A block of data:
--- --- ---

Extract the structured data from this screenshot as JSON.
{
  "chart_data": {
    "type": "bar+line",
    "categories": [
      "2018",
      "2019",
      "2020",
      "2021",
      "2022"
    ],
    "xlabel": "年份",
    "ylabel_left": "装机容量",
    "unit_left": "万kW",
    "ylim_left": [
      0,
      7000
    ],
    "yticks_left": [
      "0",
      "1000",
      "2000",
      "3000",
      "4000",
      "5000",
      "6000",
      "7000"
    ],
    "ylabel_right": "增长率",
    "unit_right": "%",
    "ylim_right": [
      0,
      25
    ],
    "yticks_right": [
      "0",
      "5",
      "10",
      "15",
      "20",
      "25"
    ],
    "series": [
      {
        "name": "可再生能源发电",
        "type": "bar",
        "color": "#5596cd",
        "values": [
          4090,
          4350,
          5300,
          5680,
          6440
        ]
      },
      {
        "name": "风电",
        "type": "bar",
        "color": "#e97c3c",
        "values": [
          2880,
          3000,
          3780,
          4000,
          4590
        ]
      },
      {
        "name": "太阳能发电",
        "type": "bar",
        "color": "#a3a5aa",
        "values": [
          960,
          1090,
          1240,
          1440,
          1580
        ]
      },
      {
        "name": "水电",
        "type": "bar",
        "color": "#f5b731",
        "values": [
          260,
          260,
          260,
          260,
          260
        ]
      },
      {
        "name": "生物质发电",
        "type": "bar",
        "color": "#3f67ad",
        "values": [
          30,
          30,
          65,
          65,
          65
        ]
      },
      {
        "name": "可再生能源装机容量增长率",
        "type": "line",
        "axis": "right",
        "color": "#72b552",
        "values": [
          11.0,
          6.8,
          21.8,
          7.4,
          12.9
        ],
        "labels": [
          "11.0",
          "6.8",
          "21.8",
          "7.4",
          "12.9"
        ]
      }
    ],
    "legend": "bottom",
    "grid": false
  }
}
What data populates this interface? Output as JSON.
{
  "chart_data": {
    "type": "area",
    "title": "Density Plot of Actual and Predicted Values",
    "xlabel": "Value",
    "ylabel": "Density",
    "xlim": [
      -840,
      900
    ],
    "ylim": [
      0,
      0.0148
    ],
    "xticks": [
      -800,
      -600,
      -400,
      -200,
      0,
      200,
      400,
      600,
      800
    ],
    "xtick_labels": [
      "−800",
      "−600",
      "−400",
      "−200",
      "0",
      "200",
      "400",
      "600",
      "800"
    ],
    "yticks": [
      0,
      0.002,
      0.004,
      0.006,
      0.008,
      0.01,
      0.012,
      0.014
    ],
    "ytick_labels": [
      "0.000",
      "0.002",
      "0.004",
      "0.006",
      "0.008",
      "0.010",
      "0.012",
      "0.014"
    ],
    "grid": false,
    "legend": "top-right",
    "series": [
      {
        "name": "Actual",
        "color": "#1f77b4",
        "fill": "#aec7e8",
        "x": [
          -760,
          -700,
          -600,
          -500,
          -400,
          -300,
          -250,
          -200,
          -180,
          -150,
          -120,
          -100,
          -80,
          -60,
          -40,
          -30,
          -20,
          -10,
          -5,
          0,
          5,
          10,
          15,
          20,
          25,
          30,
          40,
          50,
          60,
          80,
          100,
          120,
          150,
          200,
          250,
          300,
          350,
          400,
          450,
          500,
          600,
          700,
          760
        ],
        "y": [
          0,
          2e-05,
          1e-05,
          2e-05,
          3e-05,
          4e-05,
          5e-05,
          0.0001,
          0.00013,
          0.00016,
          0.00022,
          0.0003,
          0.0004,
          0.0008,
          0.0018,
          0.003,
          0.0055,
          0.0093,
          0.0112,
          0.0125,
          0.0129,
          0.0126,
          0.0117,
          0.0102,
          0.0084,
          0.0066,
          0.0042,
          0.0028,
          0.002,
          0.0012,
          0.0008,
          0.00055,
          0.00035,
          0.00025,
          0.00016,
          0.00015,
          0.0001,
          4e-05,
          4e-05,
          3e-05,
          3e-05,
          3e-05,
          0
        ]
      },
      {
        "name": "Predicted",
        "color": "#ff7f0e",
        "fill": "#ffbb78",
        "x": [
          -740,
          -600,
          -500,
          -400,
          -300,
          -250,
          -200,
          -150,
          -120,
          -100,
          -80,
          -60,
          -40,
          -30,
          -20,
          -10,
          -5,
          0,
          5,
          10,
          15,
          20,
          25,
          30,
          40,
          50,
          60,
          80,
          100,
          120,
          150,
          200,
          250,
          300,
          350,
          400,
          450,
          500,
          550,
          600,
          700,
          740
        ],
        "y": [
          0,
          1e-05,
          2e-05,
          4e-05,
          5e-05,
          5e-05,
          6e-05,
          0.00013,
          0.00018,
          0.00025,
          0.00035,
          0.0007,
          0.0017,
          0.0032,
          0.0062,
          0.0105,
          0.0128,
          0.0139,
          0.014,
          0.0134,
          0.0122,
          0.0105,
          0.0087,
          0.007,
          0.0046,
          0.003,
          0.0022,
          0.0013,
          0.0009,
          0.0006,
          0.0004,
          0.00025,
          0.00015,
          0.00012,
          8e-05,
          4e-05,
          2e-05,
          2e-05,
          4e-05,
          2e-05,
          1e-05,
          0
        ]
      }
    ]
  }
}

--- --- ---

> [Given exercise]
Would you write down every record again, exactly?

> [Result]
Extract the structured data from this screenshot as JSON.
{
  "chart_data": {
    "type": "bar+line",
    "categories": [
      "2018",
      "2019",
      "2020",
      "2021",
      "2022"
    ],
    "xlabel": "年份",
    "ylabel_left": "装机容量",
    "unit_left": "万kW",
    "ylim_left": [
      0,
      7000
    ],
    "yticks_left": [
      "0",
      "1000",
      "2000",
      "3000",
      "4000",
      "5000",
      "6000",
      "7000"
    ],
    "ylabel_right": "增长率",
    "unit_right": "%",
    "ylim_right": [
      0,
      25
    ],
    "yticks_right": [
      "0",
      "5",
      "10",
      "15",
      "20",
      "25"
    ],
    "series": [
      {
        "name": "可再生能源发电",
        "type": "bar",
        "color": "#5596cd",
        "values": [
          4090,
          4350,
          5300,
          5680,
          6440
        ]
      },
      {
        "name": "风电",
        "type": "bar",
        "color": "#e97c3c",
        "values": [
          2880,
          3000,
          3780,
          4000,
          4590
        ]
      },
      {
        "name": "太阳能发电",
        "type": "bar",
        "color": "#a3a5aa",
        "values": [
          960,
          1090,
          1240,
          1440,
          1580
        ]
      },
      {
        "name": "水电",
        "type": "bar",
        "color": "#f5b731",
        "values": [
          260,
          260,
          260,
          260,
          260
        ]
      },
      {
        "name": "生物质发电",
        "type": "bar",
        "color": "#3f67ad",
        "values": [
          30,
          30,
          65,
          65,
          65
        ]
      },
      {
        "name": "可再生能源装机容量增长率",
        "type": "line",
        "axis": "right",
        "color": "#72b552",
        "values": [
          11.0,
          6.8,
          21.8,
          7.4,
          12.9
        ],
        "labels": [
          "11.0",
          "6.8",
          "21.8",
          "7.4",
          "12.9"
        ]
      }
    ],
    "legend": "bottom",
    "grid": false
  }
}
What data populates this interface? Output as JSON.
{
  "chart_data": {
    "type": "area",
    "title": "Density Plot of Actual and Predicted Values",
    "xlabel": "Value",
    "ylabel": "Density",
    "xlim": [
      -840,
      900
    ],
    "ylim": [
      0,
      0.0148
    ],
    "xticks": [
      -800,
      -600,
      -400,
      -200,
      0,
      200,
      400,
      600,
      800
    ],
    "xtick_labels": [
      "−800",
      "−600",
      "−400",
      "−200",
      "0",
      "200",
      "400",
      "600",
      "800"
    ],
    "yticks": [
      0,
      0.002,
      0.004,
      0.006,
      0.008,
      0.01,
      0.012,
      0.014
    ],
    "ytick_labels": [
      "0.000",
      "0.002",
      "0.004",
      "0.006",
      "0.008",
      "0.010",
      "0.012",
      "0.014"
    ],
    "grid": false,
    "legend": "top-right",
    "series": [
      {
        "name": "Actual",
        "color": "#1f77b4",
        "fill": "#aec7e8",
        "x": [
          -760,
          -700,
          -600,
          -500,
          -400,
          -300,
          -250,
          -200,
          -180,
          -150,
          -120,
          -100,
          -80,
          -60,
          -40,
          -30,
          -20,
          -10,
          -5,
          0,
          5,
          10,
          15,
          20,
          25,
          30,
          40,
          50,
          60,
          80,
          100,
          120,
          150,
          200,
          250,
          300,
          350,
          400,
          450,
          500,
          600,
          700,
          760
        ],
        "y": [
          0,
          2e-05,
          1e-05,
          2e-05,
          3e-05,
          4e-05,
          5e-05,
          0.0001,
          0.00013,
          0.00016,
          0.00022,
          0.0003,
          0.0004,
          0.0008,
          0.0018,
          0.003,
          0.0055,
          0.0093,
          0.0112,
          0.0125,
          0.0129,
          0.0126,
          0.0117,
          0.0102,
          0.0084,
          0.0066,
          0.0042,
          0.0028,
          0.002,
          0.0012,
          0.0008,
          0.00055,
          0.00035,
          0.00025,
          0.00016,
          0.00015,
          0.0001,
          4e-05,
          4e-05,
          3e-05,
          3e-05,
          3e-05,
          0
        ]
      },
      {
        "name": "Predicted",
        "color": "#ff7f0e",
        "fill": "#ffbb78",
        "x": [
          -740,
          -600,
          -500,
          -400,
          -300,
          -250,
          -200,
          -150,
          -120,
          -100,
          -80,
          -60,
          -40,
          -30,
          -20,
          -10,
          -5,
          0,
          5,
          10,
          15,
          20,
          25,
          30,
          40,
          50,
          60,
          80,
          100,
          120,
          150,
          200,
          250,
          300,
          350,
          400,
          450,
          500,
          550,
          600,
          700,
          740
        ],
        "y": [
          0,
          1e-05,
          2e-05,
          4e-05,
          5e-05,
          5e-05,
          6e-05,
          0.00013,
          0.00018,
          0.00025,
          0.00035,
          0.0007,
          0.0017,
          0.0032,
          0.0062,
          0.0105,
          0.0128,
          0.0139,
          0.014,
          0.0134,
          0.0122,
          0.0105,
          0.0087,
          0.007,
          0.0046,
          0.003,
          0.0022,
          0.0013,
          0.0009,
          0.0006,
          0.0004,
          0.00025,
          0.00015,
          0.00012,
          8e-05,
          4e-05,
          2e-05,
          2e-05,
          4e-05,
          2e-05,
          1e-05,
          0
        ]
      }
    ]
  }
}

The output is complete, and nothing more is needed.